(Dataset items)
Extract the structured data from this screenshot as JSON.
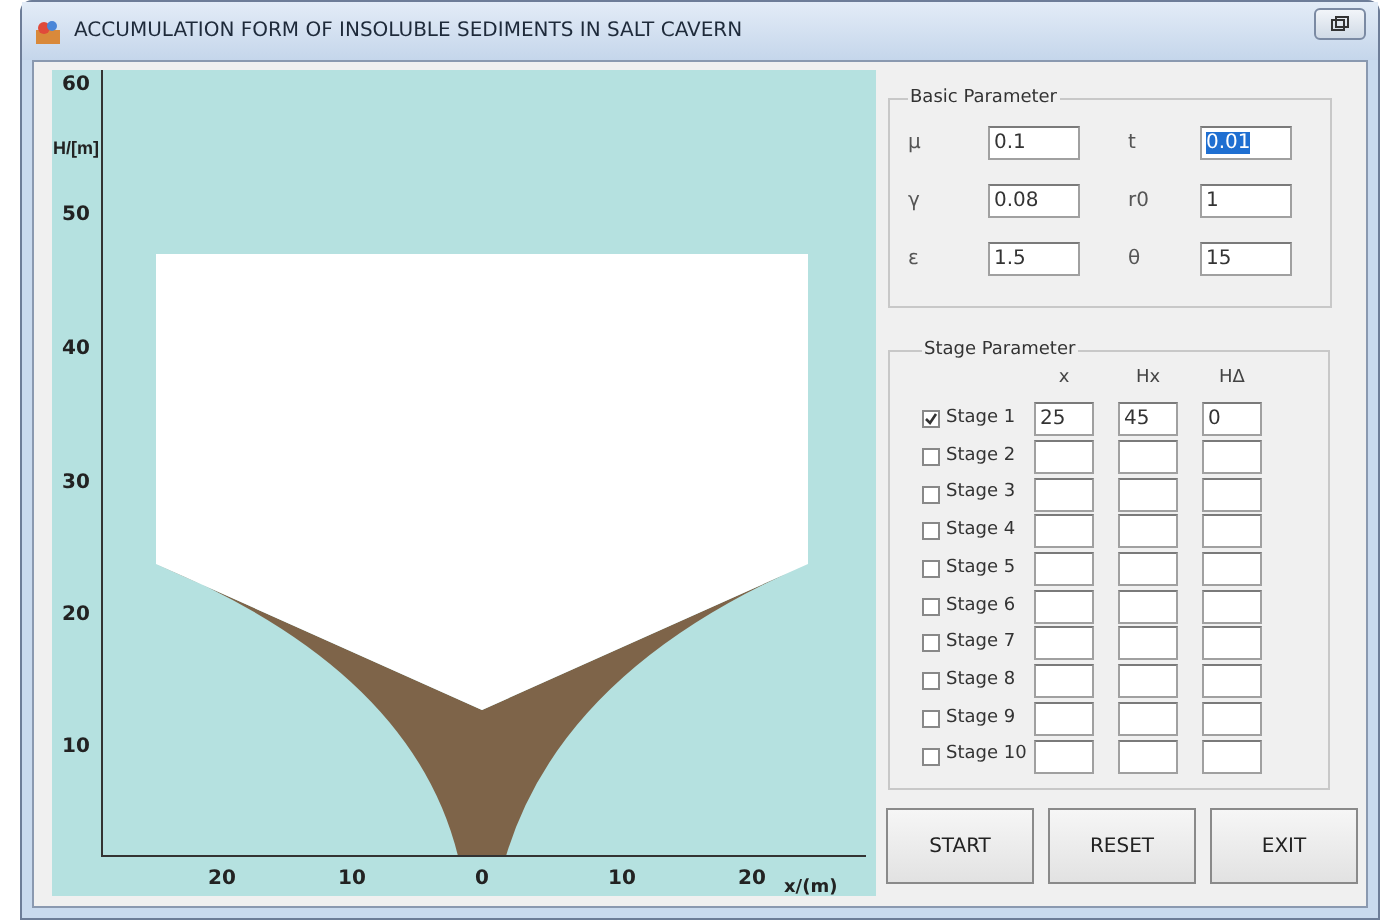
{
  "window": {
    "title": "ACCUMULATION FORM OF INSOLUBLE SEDIMENTS IN SALT CAVERN"
  },
  "plot": {
    "y_label": "H/[m]",
    "x_label": "x/(m)",
    "y_ticks": [
      "60",
      "50",
      "40",
      "30",
      "20",
      "10"
    ],
    "x_ticks": [
      "20",
      "10",
      "0",
      "10",
      "20"
    ]
  },
  "basic_parameter": {
    "title": "Basic Parameter",
    "fields": [
      {
        "label": "μ",
        "value": "0.1",
        "selected": false
      },
      {
        "label": "t",
        "value": "0.01",
        "selected": true
      },
      {
        "label": "γ",
        "value": "0.08",
        "selected": false
      },
      {
        "label": "r0",
        "value": "1",
        "selected": false
      },
      {
        "label": "ε",
        "value": "1.5",
        "selected": false
      },
      {
        "label": "θ",
        "value": "15",
        "selected": false
      }
    ]
  },
  "stage_parameter": {
    "title": "Stage Parameter",
    "columns": [
      "x",
      "Hx",
      "HΔ"
    ],
    "rows": [
      {
        "label": "Stage 1",
        "checked": true,
        "values": [
          "25",
          "45",
          "0"
        ]
      },
      {
        "label": "Stage 2",
        "checked": false
      },
      {
        "label": "Stage 3",
        "checked": false
      },
      {
        "label": "Stage 4",
        "checked": false
      },
      {
        "label": "Stage 5",
        "checked": false
      },
      {
        "label": "Stage 6",
        "checked": false
      },
      {
        "label": "Stage 7",
        "checked": false
      },
      {
        "label": "Stage 8",
        "checked": false
      },
      {
        "label": "Stage 9",
        "checked": false
      },
      {
        "label": "Stage 10",
        "checked": false
      }
    ]
  },
  "buttons": [
    "START",
    "RESET",
    "EXIT"
  ]
}
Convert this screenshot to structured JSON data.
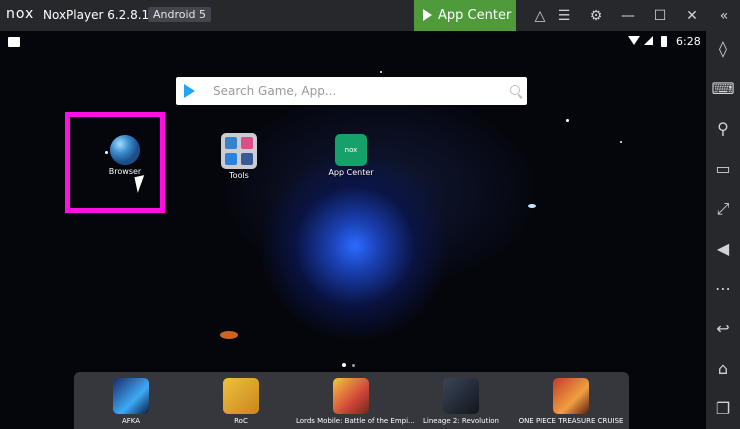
{
  "window": {
    "logo": "nox",
    "title": "NoxPlayer 6.2.8.1",
    "android_version": "Android 5",
    "app_center_button": "App Center",
    "toolbar_icons": [
      "shirt-icon",
      "menu-icon",
      "settings-icon",
      "minimize-icon",
      "maximize-icon",
      "close-icon",
      "collapse-icon"
    ]
  },
  "statusbar": {
    "time": "6:28"
  },
  "search": {
    "placeholder": "Search Game, App..."
  },
  "desktop_apps": [
    {
      "label": "Browser",
      "icon": "browser-globe-icon"
    },
    {
      "label": "Tools",
      "icon": "tools-folder-icon"
    },
    {
      "label": "App Center",
      "icon": "nox-app-center-icon",
      "icon_text": "nox"
    }
  ],
  "page_indicator": {
    "count": 2,
    "active": 0
  },
  "dock": [
    {
      "label": "AFKA",
      "icon": "afka-icon"
    },
    {
      "label": "RoC",
      "icon": "roc-icon"
    },
    {
      "label": "Lords Mobile: Battle of the Empi...",
      "icon": "lords-mobile-icon"
    },
    {
      "label": "Lineage 2: Revolution",
      "icon": "lineage2-icon"
    },
    {
      "label": "ONE PIECE TREASURE CRUISE",
      "icon": "one-piece-icon"
    }
  ],
  "sidebar_icons": [
    "screen-rotate-icon",
    "keyboard-icon",
    "location-icon",
    "screen-icon",
    "fullscreen-icon",
    "volume-icon",
    "more-icon",
    "back-icon",
    "home-icon",
    "recent-apps-icon"
  ],
  "colors": {
    "titlebar": "#26282c",
    "app_center_green": "#4f9b3c",
    "highlight_magenta": "#ff10e0"
  }
}
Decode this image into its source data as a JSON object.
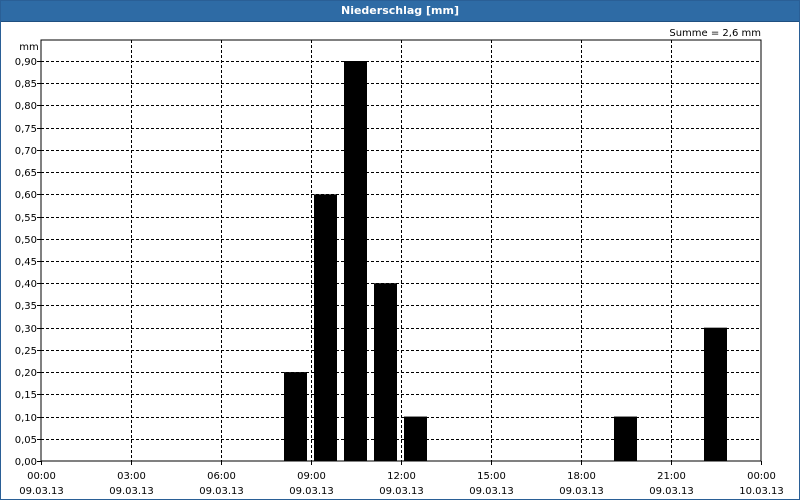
{
  "window": {
    "title": "Niederschlag [mm]"
  },
  "chart_data": {
    "type": "bar",
    "title": "Niederschlag [mm]",
    "ylabel": "mm",
    "xlabel": "",
    "ylim": [
      0,
      0.9
    ],
    "y_ticks": [
      "0,00",
      "0,05",
      "0,10",
      "0,15",
      "0,20",
      "0,25",
      "0,30",
      "0,35",
      "0,40",
      "0,45",
      "0,50",
      "0,55",
      "0,60",
      "0,65",
      "0,70",
      "0,75",
      "0,80",
      "0,85",
      "0,90"
    ],
    "x_ticks": [
      {
        "time": "00:00",
        "date": "09.03.13"
      },
      {
        "time": "03:00",
        "date": "09.03.13"
      },
      {
        "time": "06:00",
        "date": "09.03.13"
      },
      {
        "time": "09:00",
        "date": "09.03.13"
      },
      {
        "time": "12:00",
        "date": "09.03.13"
      },
      {
        "time": "15:00",
        "date": "09.03.13"
      },
      {
        "time": "18:00",
        "date": "09.03.13"
      },
      {
        "time": "21:00",
        "date": "09.03.13"
      },
      {
        "time": "00:00",
        "date": "10.03.13"
      }
    ],
    "x_range_hours": [
      0,
      24
    ],
    "bars": [
      {
        "hour": 8,
        "value": 0.2
      },
      {
        "hour": 9,
        "value": 0.6
      },
      {
        "hour": 10,
        "value": 0.9
      },
      {
        "hour": 11,
        "value": 0.4
      },
      {
        "hour": 12,
        "value": 0.1
      },
      {
        "hour": 19,
        "value": 0.1
      },
      {
        "hour": 22,
        "value": 0.3
      }
    ],
    "annotation": "Summe = 2,6 mm",
    "grid": true,
    "bar_color": "#000000"
  }
}
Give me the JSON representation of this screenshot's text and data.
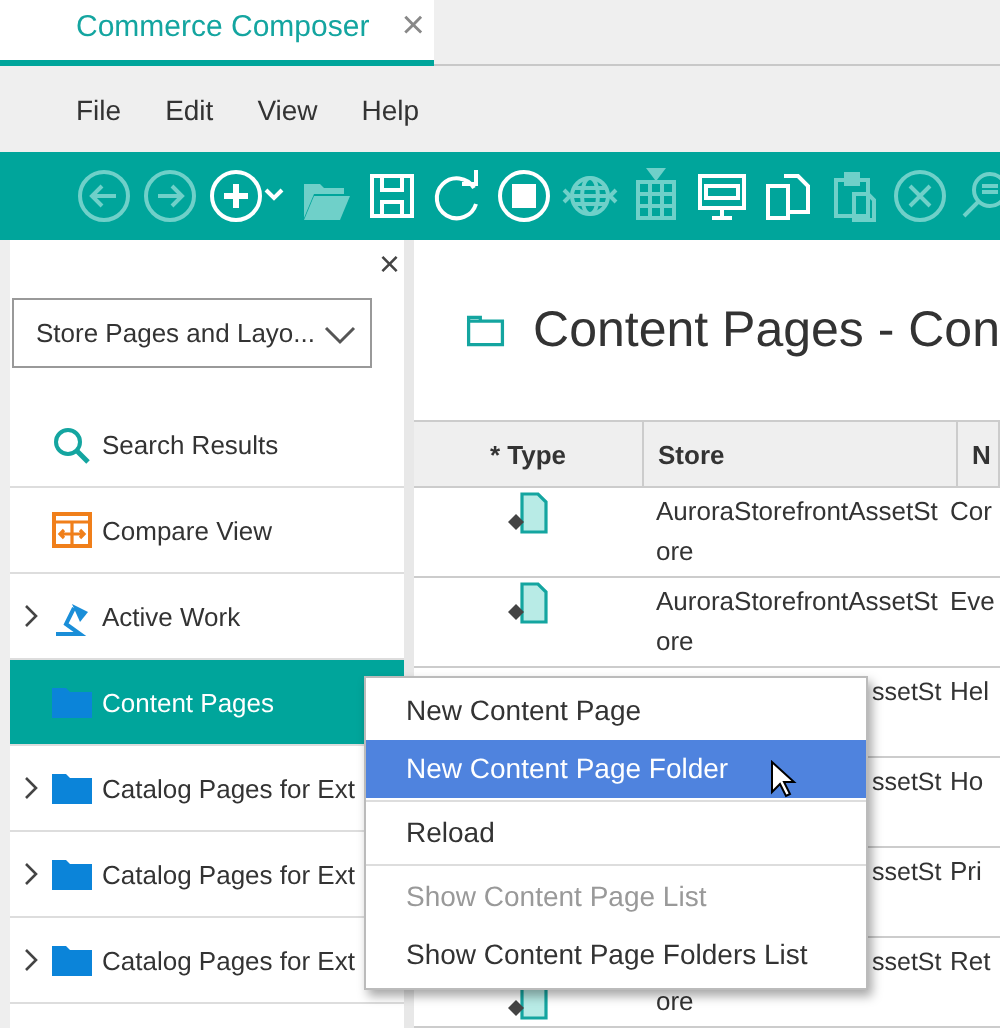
{
  "tab": {
    "title": "Commerce Composer",
    "close": "×",
    "selected": true
  },
  "menu_bar": [
    "File",
    "Edit",
    "View",
    "Help"
  ],
  "toolbar": [
    {
      "kind": "back",
      "disabled": true
    },
    {
      "kind": "forward",
      "disabled": true
    },
    {
      "kind": "add",
      "disabled": false
    },
    {
      "kind": "folder",
      "disabled": true
    },
    {
      "kind": "save",
      "disabled": false
    },
    {
      "kind": "refresh",
      "disabled": false
    },
    {
      "kind": "stop",
      "disabled": false
    },
    {
      "kind": "globe",
      "disabled": true
    },
    {
      "kind": "grid",
      "disabled": true
    },
    {
      "kind": "monitor",
      "disabled": false
    },
    {
      "kind": "copy",
      "disabled": false
    },
    {
      "kind": "paste",
      "disabled": true
    },
    {
      "kind": "cancel",
      "disabled": true
    },
    {
      "kind": "find",
      "disabled": true
    }
  ],
  "sidebar": {
    "close": "×",
    "dropdown": "Store Pages and Layo...",
    "items": [
      {
        "label": "Search Results",
        "kind": "search",
        "expandable": false,
        "selected": false
      },
      {
        "label": "Compare View",
        "kind": "compare",
        "expandable": false,
        "selected": false
      },
      {
        "label": "Active Work",
        "kind": "lamp",
        "expandable": true,
        "selected": false
      },
      {
        "label": "Content Pages",
        "kind": "folder",
        "expandable": false,
        "selected": true
      },
      {
        "label": "Catalog Pages for Ext",
        "kind": "folder",
        "expandable": true,
        "selected": false
      },
      {
        "label": "Catalog Pages for Ext",
        "kind": "folder",
        "expandable": true,
        "selected": false
      },
      {
        "label": "Catalog Pages for Ext",
        "kind": "folder",
        "expandable": true,
        "selected": false
      }
    ]
  },
  "content": {
    "title": "Content Pages - Con",
    "table": {
      "columns": [
        "* Type",
        "Store",
        "N"
      ],
      "rows": [
        {
          "type_icon": true,
          "covered": false,
          "store": [
            "AuroraStorefrontAssetSt",
            "ore"
          ],
          "column_3": "Cor"
        },
        {
          "type_icon": true,
          "covered": false,
          "store": [
            "AuroraStorefrontAssetSt",
            "ore"
          ],
          "column_3": "Eve"
        },
        {
          "type_icon": false,
          "covered": true,
          "store": [
            "ssetSt"
          ],
          "column_3": "Hel"
        },
        {
          "type_icon": false,
          "covered": true,
          "store": [
            "ssetSt"
          ],
          "column_3": "Ho"
        },
        {
          "type_icon": false,
          "covered": true,
          "store": [
            "ssetSt"
          ],
          "column_3": "Pri"
        },
        {
          "type_icon": true,
          "covered": true,
          "store": [
            "ssetSt",
            "ore"
          ],
          "column_3": "Ret"
        }
      ]
    }
  },
  "context_menu": [
    {
      "label": "New Content Page",
      "selected": false,
      "disabled": false,
      "separator_after": false
    },
    {
      "label": "New Content Page Folder",
      "selected": true,
      "disabled": false,
      "separator_after": true
    },
    {
      "label": "Reload",
      "selected": false,
      "disabled": false,
      "separator_after": true
    },
    {
      "label": "Show Content Page List",
      "selected": false,
      "disabled": true,
      "separator_after": false
    },
    {
      "label": "Show Content Page Folders List",
      "selected": false,
      "disabled": false,
      "separator_after": false
    }
  ]
}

§ **REQUIRED WORK**:
Going through the entries above, report how many lines include the string "structured". The number alone is the answer.

§ **THE REPLY**:
2